*Blok Teks*:
AK <- round(Total_2023 * Persen_AK_2023 / 100)
Bukan_AK <- Total_2023 - AK
# Buat data frame biner
x <- factor(rep(pendidikan, times = AK + Bukan_AK),
levels = pendidikan)
y <- unlist(mapply(function(ak, bukan) c(rep(1, ak), rep(0, bukan)),
AK, Bukan_AK))
data <- data.frame(x = x, y = y)
data$x <- relevel(data$x, ref = "SMA/SMK/MA") # Ref kategori
# Model regresi logistik
model <- glm(y ~ x, data = data, family = binomial)
summary(model)
##
## Call:
## glm(formula = y ~ x, family = binomial, data = data)
##
## Coefficients:
## Estimate Std. Error z value Pr(>|z|)
## (Intercept) 0.705924 0.001080 653.6 <2e-16 ***
## xSD/MI -0.474497 0.002170 -218.7 <2e-16 ***
## xSMP/MTs -0.831689 0.001946 -427.3 <2e-16 ***
## xPerguruan Tinggi 0.421698 0.002055 205.2 <2e-16 ***
## ---
## Signif. codes: 0 '***' 0.001 '**' 0.01 '*' 0.05 '.' 0.1 ' ' 1
##
## (Dispersion parameter for binomial family taken to be 1)
##
## Null deviance: 10919845 on 8322912 degrees of freedom
## Residual deviance: 10577728 on 8322909 degrees of freedom
## AIC: 10577736
##
## Number of Fisher Scoring iterations: 4
Langkah 1: Ambil nilai koefisien dan standard error (SE)

*Yang Ditanyakan*:
(a) Sebutkan semua kategori pendidikan yang tercantum dalam teks regresi logistik di atas.
(b) Jawablah pertanyaan berikut berdasarkan teks regresi logistik di atas, masing-masing pada satu baris.
(i) Kategori apa yang dijadikan referensi melalui fungsi relevel?
(ii) Berapa nilai AIC model tersebut?
(iii) Berapa jumlah iterasi Fisher Scoring yang dilaporkan?
(c) Salin bagian teks regresi logistik di atas dengan tepat, mulai dari kata-kata "Bukan_AK <- Total_2023" dan berhenti setelah kata-kata "family = binomial)".

(Entri data yang dihimpun)

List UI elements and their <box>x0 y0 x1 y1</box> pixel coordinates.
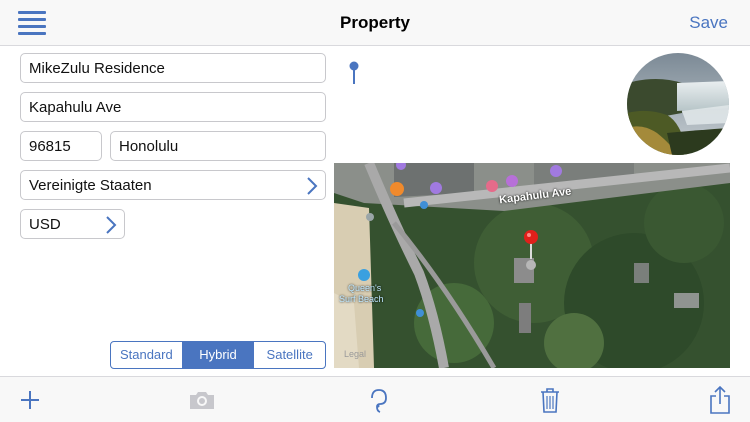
property-photo[interactable] <box>627 53 729 155</box>
map-poi-label-line2: Surf Beach <box>339 294 384 304</box>
currency-selector[interactable]: USD <box>20 209 125 239</box>
map-poi-label-line1: Queen's <box>348 283 382 293</box>
bottom-toolbar <box>0 376 750 422</box>
plus-icon[interactable] <box>17 386 43 414</box>
page-title: Property <box>340 13 410 32</box>
share-icon[interactable] <box>707 386 733 414</box>
camera-icon[interactable] <box>188 386 216 414</box>
trash-icon[interactable] <box>537 386 563 414</box>
map-legal-label[interactable]: Legal <box>344 349 366 359</box>
map-type-segmented-control: Standard Hybrid Satellite <box>110 341 326 369</box>
map-type-hybrid[interactable]: Hybrid <box>182 342 255 368</box>
map-view[interactable]: Kapahulu Ave Queen's Surf Beach Legal <box>334 163 730 368</box>
map-type-satellite[interactable]: Satellite <box>254 342 325 368</box>
street-field[interactable]: Kapahulu Ave <box>20 92 326 122</box>
chevron-right-icon <box>106 216 117 234</box>
lasso-icon[interactable] <box>366 386 392 414</box>
currency-value: USD <box>29 216 61 233</box>
country-value: Vereinigte Staaten <box>29 177 152 194</box>
save-button[interactable]: Save <box>689 13 728 33</box>
navigation-bar: Property Save <box>0 0 750 46</box>
waterfall-photo-image <box>627 53 729 155</box>
location-pin-icon[interactable] <box>348 61 360 85</box>
zip-field[interactable]: 96815 <box>20 131 102 161</box>
country-selector[interactable]: Vereinigte Staaten <box>20 170 326 200</box>
map-type-standard[interactable]: Standard <box>111 342 183 368</box>
chevron-right-icon <box>307 177 318 195</box>
city-field[interactable]: Honolulu <box>110 131 326 161</box>
property-name-field[interactable]: MikeZulu Residence <box>20 53 326 83</box>
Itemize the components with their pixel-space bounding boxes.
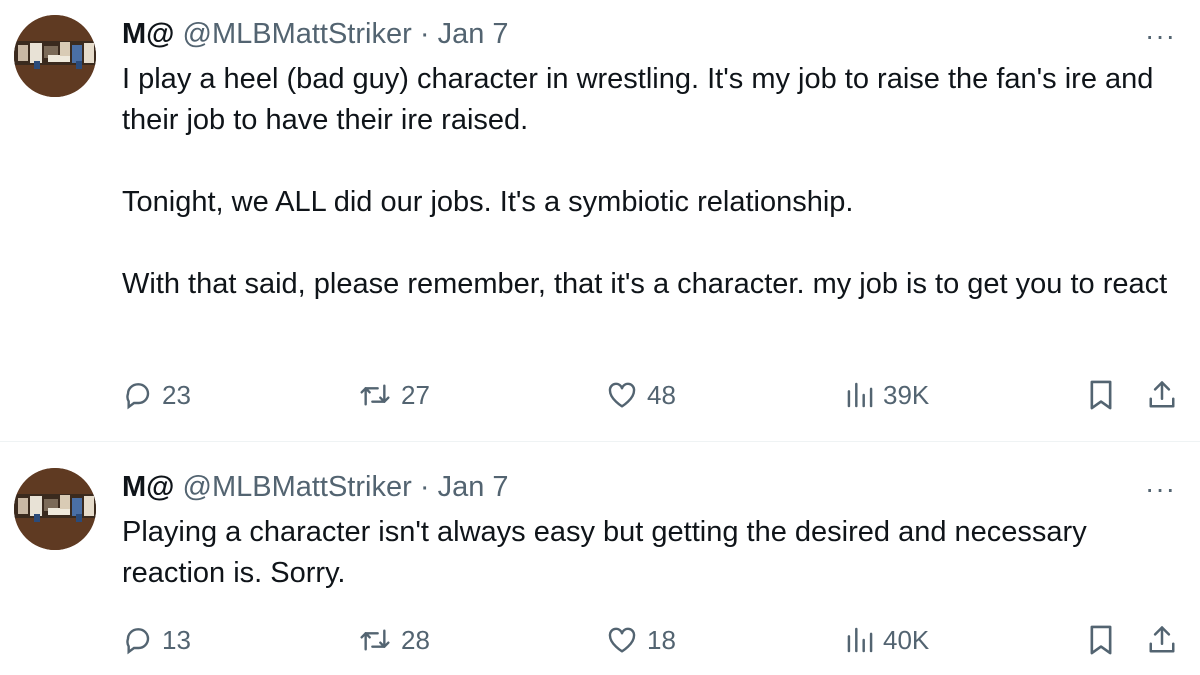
- timestamp[interactable]: Jan 7: [438, 471, 509, 503]
- tweet[interactable]: M@ @MLBMattStriker · Jan 7 ··· I play a …: [0, 0, 1200, 441]
- bookmark-icon: [1085, 378, 1117, 412]
- view-count: 40K: [883, 624, 930, 655]
- more-options-icon[interactable]: ···: [1145, 475, 1176, 503]
- reply-icon: [122, 379, 154, 411]
- tweet-header: M@ @MLBMattStriker · Jan 7: [122, 17, 509, 51]
- share-button[interactable]: [1147, 375, 1177, 415]
- tweet-text: I play a heel (bad guy) character in wre…: [122, 59, 1182, 305]
- repost-count: 27: [401, 379, 430, 410]
- display-name[interactable]: M@: [122, 471, 174, 503]
- share-icon: [1147, 378, 1177, 412]
- display-name[interactable]: M@: [122, 18, 174, 50]
- tweet-paragraph: I play a heel (bad guy) character in wre…: [122, 63, 1154, 136]
- tweet[interactable]: M@ @MLBMattStriker · Jan 7 ··· Playing a…: [0, 442, 1200, 675]
- repost-count: 28: [401, 624, 430, 655]
- avatar[interactable]: [14, 468, 96, 550]
- views-button[interactable]: 40K: [845, 620, 929, 660]
- reply-icon: [122, 624, 154, 656]
- action-bar: 23 27 48 39K: [0, 375, 1200, 415]
- repost-button[interactable]: 28: [357, 620, 430, 660]
- timestamp[interactable]: Jan 7: [438, 18, 509, 50]
- separator: ·: [419, 471, 430, 503]
- bookmark-button[interactable]: [1085, 375, 1117, 415]
- tweet-text: Playing a character isn't always easy bu…: [122, 512, 1182, 594]
- repost-button[interactable]: 27: [357, 375, 430, 415]
- tweet-paragraph: With that said, please remember, that it…: [122, 268, 1168, 300]
- views-chart-icon: [845, 624, 875, 656]
- tweet-paragraph: Playing a character isn't always easy bu…: [122, 516, 1087, 589]
- views-chart-icon: [845, 379, 875, 411]
- like-button[interactable]: 48: [605, 375, 676, 415]
- user-handle[interactable]: @MLBMattStriker: [183, 471, 412, 503]
- like-button[interactable]: 18: [605, 620, 676, 660]
- repost-icon: [357, 624, 393, 656]
- reply-count: 23: [162, 379, 191, 410]
- tweet-header: M@ @MLBMattStriker · Jan 7: [122, 470, 509, 504]
- share-icon: [1147, 623, 1177, 657]
- views-button[interactable]: 39K: [845, 375, 929, 415]
- user-handle[interactable]: @MLBMattStriker: [183, 18, 412, 50]
- bookmark-button[interactable]: [1085, 620, 1117, 660]
- reply-count: 13: [162, 624, 191, 655]
- like-count: 18: [647, 624, 676, 655]
- repost-icon: [357, 379, 393, 411]
- share-button[interactable]: [1147, 620, 1177, 660]
- tweet-paragraph: Tonight, we ALL did our jobs. It's a sym…: [122, 186, 854, 218]
- action-bar: 13 28 18 40K: [0, 620, 1200, 660]
- heart-icon: [605, 379, 639, 411]
- like-count: 48: [647, 379, 676, 410]
- bookmark-icon: [1085, 623, 1117, 657]
- more-options-icon[interactable]: ···: [1145, 22, 1176, 50]
- reply-button[interactable]: 23: [122, 375, 191, 415]
- avatar[interactable]: [14, 15, 96, 97]
- heart-icon: [605, 624, 639, 656]
- reply-button[interactable]: 13: [122, 620, 191, 660]
- view-count: 39K: [883, 379, 930, 410]
- separator: ·: [419, 18, 430, 50]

*Penyelesaian Soal*:
(a) SMA/SMK/MA, SD/MI, SMP/MTs, dan Perguruan Tinggi.

(b)
(i) SMA/SMK/MA.
(ii) 10577736.
(iii) 4.

(c)
Bukan_AK <- Total_2023 - AK
# Buat data frame biner
x <- factor(rep(pendidikan, times = AK + Bukan_AK),
levels = pendidikan)
y <- unlist(mapply(function(ak, bukan) c(rep(1, ak), rep(0, bukan)),
AK, Bukan_AK))
data <- data.frame(x = x, y = y)
data$x <- relevel(data$x, ref = "SMA/SMK/MA") # Ref kategori
# Model regresi logistik
model <- glm(y ~ x, data = data, family = binomial)